## REQUIREMENTS
Extract each line from the entries below that has the string "Ante" in it.

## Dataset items
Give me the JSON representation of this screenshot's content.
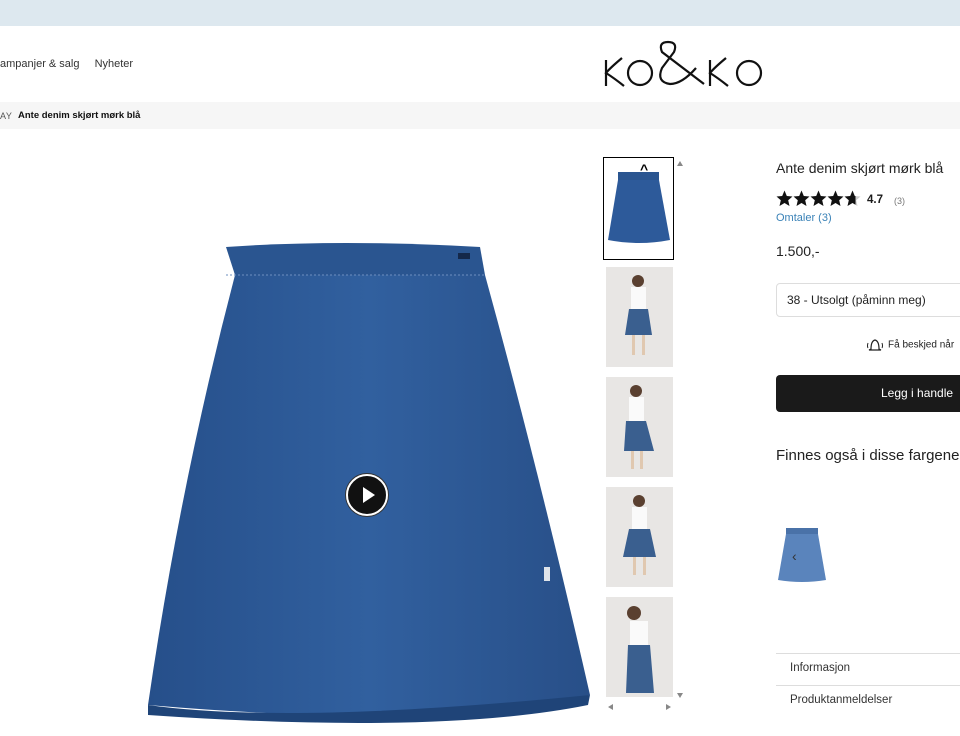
{
  "header": {
    "nav": [
      "ampanjer & salg",
      "Nyheter"
    ],
    "logo_text": "KO&KO"
  },
  "breadcrumb": {
    "prev": "AY",
    "current": "Ante denim skjørt mørk blå"
  },
  "product": {
    "title": "Ante denim skjørt mørk blå",
    "rating": "4.7",
    "rating_value": 4.7,
    "review_count": "(3)",
    "reviews_link": "Omtaler (3)",
    "price": "1.500,-",
    "size_select": "38 - Utsolgt (påminn meg)",
    "notify_text": "Få beskjed når",
    "add_to_cart": "Legg i handle",
    "colors_heading": "Finnes også i disse fargene"
  },
  "accordion": [
    "Informasjon",
    "Produktanmeldelser"
  ],
  "colors": {
    "denim": "#2d5a9a",
    "denim_dark": "#1f4478",
    "button_bg": "#1a1a1a",
    "link": "#3a82b7",
    "topbar": "#dde8ef"
  },
  "icons": {
    "play": "play-icon",
    "bell": "bell-icon",
    "chevron_up": "chevron-up-icon",
    "chevron_left": "chevron-left-icon"
  }
}
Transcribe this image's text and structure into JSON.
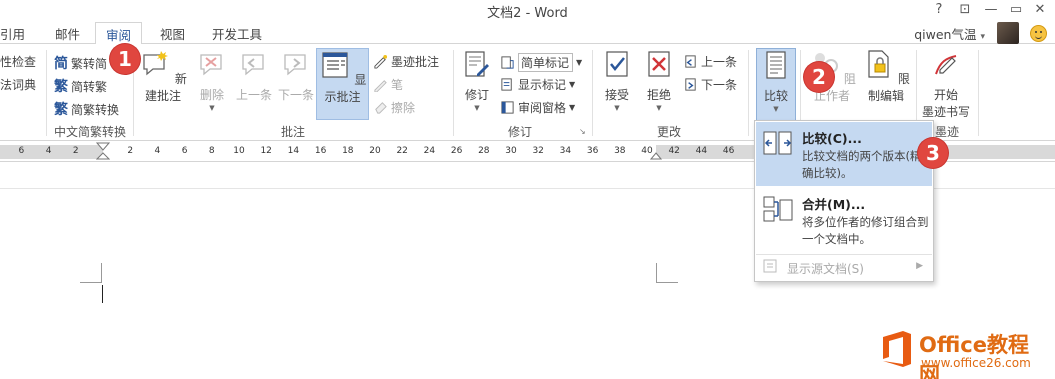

## RESULT OF THE EXERCISE
    "current": "Ante denim skjørt mørk blå"
    "title": "Ante denim skjørt mørk blå",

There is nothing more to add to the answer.